§ **Task instructions**:
Produce a verbatim copy of the entries listed below.

§ **Working data**:

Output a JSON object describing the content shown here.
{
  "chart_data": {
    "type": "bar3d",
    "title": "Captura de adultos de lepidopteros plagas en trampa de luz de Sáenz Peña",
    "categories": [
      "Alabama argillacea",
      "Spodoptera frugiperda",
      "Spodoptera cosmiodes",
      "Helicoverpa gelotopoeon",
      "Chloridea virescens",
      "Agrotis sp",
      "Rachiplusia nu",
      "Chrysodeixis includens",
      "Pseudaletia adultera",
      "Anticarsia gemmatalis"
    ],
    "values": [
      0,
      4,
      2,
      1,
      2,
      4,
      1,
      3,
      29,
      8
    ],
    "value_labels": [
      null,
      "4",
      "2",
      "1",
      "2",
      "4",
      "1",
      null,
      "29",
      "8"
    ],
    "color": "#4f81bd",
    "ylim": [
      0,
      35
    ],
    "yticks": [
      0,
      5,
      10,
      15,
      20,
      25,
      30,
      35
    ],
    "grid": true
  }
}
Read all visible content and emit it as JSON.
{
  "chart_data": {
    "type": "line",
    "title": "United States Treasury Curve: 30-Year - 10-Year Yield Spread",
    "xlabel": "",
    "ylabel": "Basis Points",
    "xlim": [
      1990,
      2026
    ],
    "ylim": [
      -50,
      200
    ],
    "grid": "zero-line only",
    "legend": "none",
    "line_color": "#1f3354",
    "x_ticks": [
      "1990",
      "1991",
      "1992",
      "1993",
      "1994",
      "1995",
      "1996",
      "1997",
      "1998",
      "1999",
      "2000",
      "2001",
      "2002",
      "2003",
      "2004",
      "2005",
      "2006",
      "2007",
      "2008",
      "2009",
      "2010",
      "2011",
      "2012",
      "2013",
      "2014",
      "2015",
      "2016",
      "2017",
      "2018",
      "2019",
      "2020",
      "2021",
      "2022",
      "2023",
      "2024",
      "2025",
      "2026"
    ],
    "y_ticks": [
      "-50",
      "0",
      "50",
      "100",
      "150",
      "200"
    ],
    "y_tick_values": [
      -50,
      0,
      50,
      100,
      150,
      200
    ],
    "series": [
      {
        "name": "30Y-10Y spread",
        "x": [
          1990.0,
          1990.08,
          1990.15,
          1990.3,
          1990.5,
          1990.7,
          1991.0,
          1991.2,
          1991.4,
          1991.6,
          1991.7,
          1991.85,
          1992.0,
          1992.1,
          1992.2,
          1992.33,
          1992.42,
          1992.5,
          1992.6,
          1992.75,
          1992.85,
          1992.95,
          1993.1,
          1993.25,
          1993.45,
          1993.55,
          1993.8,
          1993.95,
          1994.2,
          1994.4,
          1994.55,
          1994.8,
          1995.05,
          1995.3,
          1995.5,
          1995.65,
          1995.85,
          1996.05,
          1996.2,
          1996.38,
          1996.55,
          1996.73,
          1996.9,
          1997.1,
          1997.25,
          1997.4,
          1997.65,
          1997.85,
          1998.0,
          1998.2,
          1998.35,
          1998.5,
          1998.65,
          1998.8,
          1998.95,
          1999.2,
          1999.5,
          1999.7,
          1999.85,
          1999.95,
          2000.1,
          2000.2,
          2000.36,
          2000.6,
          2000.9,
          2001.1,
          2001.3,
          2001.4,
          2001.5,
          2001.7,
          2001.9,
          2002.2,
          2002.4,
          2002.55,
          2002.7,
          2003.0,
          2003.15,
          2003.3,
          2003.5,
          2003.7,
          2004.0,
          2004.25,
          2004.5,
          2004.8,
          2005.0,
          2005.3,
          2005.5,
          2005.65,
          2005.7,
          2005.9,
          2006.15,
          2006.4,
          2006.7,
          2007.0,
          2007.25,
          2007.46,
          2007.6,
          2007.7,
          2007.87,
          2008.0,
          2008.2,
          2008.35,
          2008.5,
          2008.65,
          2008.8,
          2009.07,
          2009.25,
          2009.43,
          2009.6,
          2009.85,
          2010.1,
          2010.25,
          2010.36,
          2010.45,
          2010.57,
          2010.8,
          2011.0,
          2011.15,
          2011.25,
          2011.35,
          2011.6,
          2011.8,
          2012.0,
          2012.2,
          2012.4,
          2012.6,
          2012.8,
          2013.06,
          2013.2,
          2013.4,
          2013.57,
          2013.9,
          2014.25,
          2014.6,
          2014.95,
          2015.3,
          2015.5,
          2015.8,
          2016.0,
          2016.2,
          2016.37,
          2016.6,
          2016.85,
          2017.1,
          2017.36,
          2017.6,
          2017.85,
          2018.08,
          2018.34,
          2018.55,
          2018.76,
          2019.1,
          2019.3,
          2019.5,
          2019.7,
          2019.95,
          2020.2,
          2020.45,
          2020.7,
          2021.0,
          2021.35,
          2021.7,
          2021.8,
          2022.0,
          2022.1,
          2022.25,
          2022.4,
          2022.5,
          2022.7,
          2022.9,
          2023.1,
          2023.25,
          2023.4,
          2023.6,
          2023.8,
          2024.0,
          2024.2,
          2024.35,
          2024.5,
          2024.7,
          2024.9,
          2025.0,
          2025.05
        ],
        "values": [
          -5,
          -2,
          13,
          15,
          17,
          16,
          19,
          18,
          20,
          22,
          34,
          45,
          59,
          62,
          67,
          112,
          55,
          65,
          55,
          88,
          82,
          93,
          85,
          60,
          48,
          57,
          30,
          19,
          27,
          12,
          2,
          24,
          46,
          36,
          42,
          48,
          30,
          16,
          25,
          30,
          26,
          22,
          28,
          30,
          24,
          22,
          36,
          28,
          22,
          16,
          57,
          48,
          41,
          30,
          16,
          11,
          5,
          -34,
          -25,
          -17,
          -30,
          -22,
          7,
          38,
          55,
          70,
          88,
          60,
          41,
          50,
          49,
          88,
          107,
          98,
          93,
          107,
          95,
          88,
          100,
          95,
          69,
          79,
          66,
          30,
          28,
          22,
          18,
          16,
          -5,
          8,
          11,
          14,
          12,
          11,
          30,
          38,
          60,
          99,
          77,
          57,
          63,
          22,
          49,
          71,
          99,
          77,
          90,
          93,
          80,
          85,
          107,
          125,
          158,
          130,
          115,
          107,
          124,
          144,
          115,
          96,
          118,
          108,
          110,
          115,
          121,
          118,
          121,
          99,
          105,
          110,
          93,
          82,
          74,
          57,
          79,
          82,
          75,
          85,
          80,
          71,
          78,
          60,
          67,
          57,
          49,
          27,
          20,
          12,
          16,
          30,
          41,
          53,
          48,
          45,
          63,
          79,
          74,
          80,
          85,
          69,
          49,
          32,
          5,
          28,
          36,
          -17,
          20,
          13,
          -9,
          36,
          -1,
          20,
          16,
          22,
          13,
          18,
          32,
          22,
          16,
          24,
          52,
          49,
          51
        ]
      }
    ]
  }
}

§ **The answer**:
Output a JSON object describing the content shown here.
{
  "chart_data": {
    "type": "bar3d",
    "title": "Captura de adultos de lepidopteros plagas en trampa de luz de Sáenz Peña",
    "categories": [
      "Alabama argillacea",
      "Spodoptera frugiperda",
      "Spodoptera cosmiodes",
      "Helicoverpa gelotopoeon",
      "Chloridea virescens",
      "Agrotis sp",
      "Rachiplusia nu",
      "Chrysodeixis includens",
      "Pseudaletia adultera",
      "Anticarsia gemmatalis"
    ],
    "values": [
      0,
      4,
      2,
      1,
      2,
      4,
      1,
      3,
      29,
      8
    ],
    "value_labels": [
      null,
      "4",
      "2",
      "1",
      "2",
      "4",
      "1",
      null,
      "29",
      "8"
    ],
    "color": "#4f81bd",
    "ylim": [
      0,
      35
    ],
    "yticks": [
      0,
      5,
      10,
      15,
      20,
      25,
      30,
      35
    ],
    "grid": true
  }
}
Read all visible content and emit it as JSON.
{
  "chart_data": {
    "type": "line",
    "title": "United States Treasury Curve: 30-Year - 10-Year Yield Spread",
    "xlabel": "",
    "ylabel": "Basis Points",
    "xlim": [
      1990,
      2026
    ],
    "ylim": [
      -50,
      200
    ],
    "grid": "zero-line only",
    "legend": "none",
    "line_color": "#1f3354",
    "x_ticks": [
      "1990",
      "1991",
      "1992",
      "1993",
      "1994",
      "1995",
      "1996",
      "1997",
      "1998",
      "1999",
      "2000",
      "2001",
      "2002",
      "2003",
      "2004",
      "2005",
      "2006",
      "2007",
      "2008",
      "2009",
      "2010",
      "2011",
      "2012",
      "2013",
      "2014",
      "2015",
      "2016",
      "2017",
      "2018",
      "2019",
      "2020",
      "2021",
      "2022",
      "2023",
      "2024",
      "2025",
      "2026"
    ],
    "y_ticks": [
      "-50",
      "0",
      "50",
      "100",
      "150",
      "200"
    ],
    "y_tick_values": [
      -50,
      0,
      50,
      100,
      150,
      200
    ],
    "series": [
      {
        "name": "30Y-10Y spread",
        "x": [
          1990.0,
          1990.08,
          1990.15,
          1990.3,
          1990.5,
          1990.7,
          1991.0,
          1991.2,
          1991.4,
          1991.6,
          1991.7,
          1991.85,
          1992.0,
          1992.1,
          1992.2,
          1992.33,
          1992.42,
          1992.5,
          1992.6,
          1992.75,
          1992.85,
          1992.95,
          1993.1,
          1993.25,
          1993.45,
          1993.55,
          1993.8,
          1993.95,
          1994.2,
          1994.4,
          1994.55,
          1994.8,
          1995.05,
          1995.3,
          1995.5,
          1995.65,
          1995.85,
          1996.05,
          1996.2,
          1996.38,
          1996.55,
          1996.73,
          1996.9,
          1997.1,
          1997.25,
          1997.4,
          1997.65,
          1997.85,
          1998.0,
          1998.2,
          1998.35,
          1998.5,
          1998.65,
          1998.8,
          1998.95,
          1999.2,
          1999.5,
          1999.7,
          1999.85,
          1999.95,
          2000.1,
          2000.2,
          2000.36,
          2000.6,
          2000.9,
          2001.1,
          2001.3,
          2001.4,
          2001.5,
          2001.7,
          2001.9,
          2002.2,
          2002.4,
          2002.55,
          2002.7,
          2003.0,
          2003.15,
          2003.3,
          2003.5,
          2003.7,
          2004.0,
          2004.25,
          2004.5,
          2004.8,
          2005.0,
          2005.3,
          2005.5,
          2005.65,
          2005.7,
          2005.9,
          2006.15,
          2006.4,
          2006.7,
          2007.0,
          2007.25,
          2007.46,
          2007.6,
          2007.7,
          2007.87,
          2008.0,
          2008.2,
          2008.35,
          2008.5,
          2008.65,
          2008.8,
          2009.07,
          2009.25,
          2009.43,
          2009.6,
          2009.85,
          2010.1,
          2010.25,
          2010.36,
          2010.45,
          2010.57,
          2010.8,
          2011.0,
          2011.15,
          2011.25,
          2011.35,
          2011.6,
          2011.8,
          2012.0,
          2012.2,
          2012.4,
          2012.6,
          2012.8,
          2013.06,
          2013.2,
          2013.4,
          2013.57,
          2013.9,
          2014.25,
          2014.6,
          2014.95,
          2015.3,
          2015.5,
          2015.8,
          2016.0,
          2016.2,
          2016.37,
          2016.6,
          2016.85,
          2017.1,
          2017.36,
          2017.6,
          2017.85,
          2018.08,
          2018.34,
          2018.55,
          2018.76,
          2019.1,
          2019.3,
          2019.5,
          2019.7,
          2019.95,
          2020.2,
          2020.45,
          2020.7,
          2021.0,
          2021.35,
          2021.7,
          2021.8,
          2022.0,
          2022.1,
          2022.25,
          2022.4,
          2022.5,
          2022.7,
          2022.9,
          2023.1,
          2023.25,
          2023.4,
          2023.6,
          2023.8,
          2024.0,
          2024.2,
          2024.35,
          2024.5,
          2024.7,
          2024.9,
          2025.0,
          2025.05
        ],
        "values": [
          -5,
          -2,
          13,
          15,
          17,
          16,
          19,
          18,
          20,
          22,
          34,
          45,
          59,
          62,
          67,
          112,
          55,
          65,
          55,
          88,
          82,
          93,
          85,
          60,
          48,
          57,
          30,
          19,
          27,
          12,
          2,
          24,
          46,
          36,
          42,
          48,
          30,
          16,
          25,
          30,
          26,
          22,
          28,
          30,
          24,
          22,
          36,
          28,
          22,
          16,
          57,
          48,
          41,
          30,
          16,
          11,
          5,
          -34,
          -25,
          -17,
          -30,
          -22,
          7,
          38,
          55,
          70,
          88,
          60,
          41,
          50,
          49,
          88,
          107,
          98,
          93,
          107,
          95,
          88,
          100,
          95,
          69,
          79,
          66,
          30,
          28,
          22,
          18,
          16,
          -5,
          8,
          11,
          14,
          12,
          11,
          30,
          38,
          60,
          99,
          77,
          57,
          63,
          22,
          49,
          71,
          99,
          77,
          90,
          93,
          80,
          85,
          107,
          125,
          158,
          130,
          115,
          107,
          124,
          144,
          115,
          96,
          118,
          108,
          110,
          115,
          121,
          118,
          121,
          99,
          105,
          110,
          93,
          82,
          74,
          57,
          79,
          82,
          75,
          85,
          80,
          71,
          78,
          60,
          67,
          57,
          49,
          27,
          20,
          12,
          16,
          30,
          41,
          53,
          48,
          45,
          63,
          79,
          74,
          80,
          85,
          69,
          49,
          32,
          5,
          28,
          36,
          -17,
          20,
          13,
          -9,
          36,
          -1,
          20,
          16,
          22,
          13,
          18,
          32,
          22,
          16,
          24,
          52,
          49,
          51
        ]
      }
    ]
  }
}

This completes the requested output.